Dataset items:
------------------------------------------------

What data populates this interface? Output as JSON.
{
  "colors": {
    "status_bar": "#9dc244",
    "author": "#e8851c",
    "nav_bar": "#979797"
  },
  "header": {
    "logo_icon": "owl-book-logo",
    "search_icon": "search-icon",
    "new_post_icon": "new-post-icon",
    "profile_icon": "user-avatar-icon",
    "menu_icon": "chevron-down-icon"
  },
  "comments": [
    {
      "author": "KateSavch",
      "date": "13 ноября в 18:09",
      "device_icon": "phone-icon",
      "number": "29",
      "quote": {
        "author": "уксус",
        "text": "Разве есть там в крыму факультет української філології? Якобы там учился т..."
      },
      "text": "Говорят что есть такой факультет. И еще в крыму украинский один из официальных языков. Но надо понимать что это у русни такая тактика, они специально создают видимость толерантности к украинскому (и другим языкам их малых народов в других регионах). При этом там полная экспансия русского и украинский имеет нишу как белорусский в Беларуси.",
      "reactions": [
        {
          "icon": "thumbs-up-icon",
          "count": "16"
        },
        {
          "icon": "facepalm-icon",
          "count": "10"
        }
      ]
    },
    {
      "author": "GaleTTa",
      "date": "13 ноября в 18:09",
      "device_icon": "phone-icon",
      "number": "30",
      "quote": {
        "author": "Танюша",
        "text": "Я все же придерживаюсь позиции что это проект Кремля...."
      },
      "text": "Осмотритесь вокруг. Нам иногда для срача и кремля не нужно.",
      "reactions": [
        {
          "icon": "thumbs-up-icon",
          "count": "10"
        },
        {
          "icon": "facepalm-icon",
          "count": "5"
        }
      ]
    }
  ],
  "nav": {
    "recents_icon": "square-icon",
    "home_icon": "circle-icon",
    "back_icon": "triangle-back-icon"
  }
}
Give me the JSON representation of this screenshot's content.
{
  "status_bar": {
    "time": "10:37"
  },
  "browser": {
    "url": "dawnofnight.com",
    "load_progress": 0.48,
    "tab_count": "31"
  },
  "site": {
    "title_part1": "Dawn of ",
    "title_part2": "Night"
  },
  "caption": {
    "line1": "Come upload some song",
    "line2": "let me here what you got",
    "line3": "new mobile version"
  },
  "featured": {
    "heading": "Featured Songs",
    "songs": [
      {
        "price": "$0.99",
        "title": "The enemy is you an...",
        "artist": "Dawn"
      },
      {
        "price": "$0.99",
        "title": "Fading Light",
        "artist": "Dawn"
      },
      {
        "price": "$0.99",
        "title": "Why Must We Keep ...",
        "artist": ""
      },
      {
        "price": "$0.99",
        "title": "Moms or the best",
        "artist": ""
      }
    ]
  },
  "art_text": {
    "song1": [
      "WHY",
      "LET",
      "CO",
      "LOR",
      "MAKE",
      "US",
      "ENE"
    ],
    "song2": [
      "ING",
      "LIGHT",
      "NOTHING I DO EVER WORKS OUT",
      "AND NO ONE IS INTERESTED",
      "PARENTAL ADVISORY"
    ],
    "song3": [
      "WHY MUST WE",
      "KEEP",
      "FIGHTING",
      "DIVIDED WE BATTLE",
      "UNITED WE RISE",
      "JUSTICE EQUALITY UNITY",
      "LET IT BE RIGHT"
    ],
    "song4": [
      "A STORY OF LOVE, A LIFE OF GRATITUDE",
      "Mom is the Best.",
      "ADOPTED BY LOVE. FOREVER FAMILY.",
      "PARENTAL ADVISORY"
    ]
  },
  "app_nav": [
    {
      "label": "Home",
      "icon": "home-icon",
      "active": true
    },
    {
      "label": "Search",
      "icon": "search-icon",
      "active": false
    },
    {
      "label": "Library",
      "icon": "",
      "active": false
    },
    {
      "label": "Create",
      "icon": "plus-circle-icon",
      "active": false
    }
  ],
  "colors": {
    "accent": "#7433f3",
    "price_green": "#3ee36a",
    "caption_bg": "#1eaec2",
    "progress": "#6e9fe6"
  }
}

------------------------------------------------

Reproduce each line of the material containing the word "this".

What data populates this interface? Output as JSON.
Give me the JSON representation of this screenshot's content.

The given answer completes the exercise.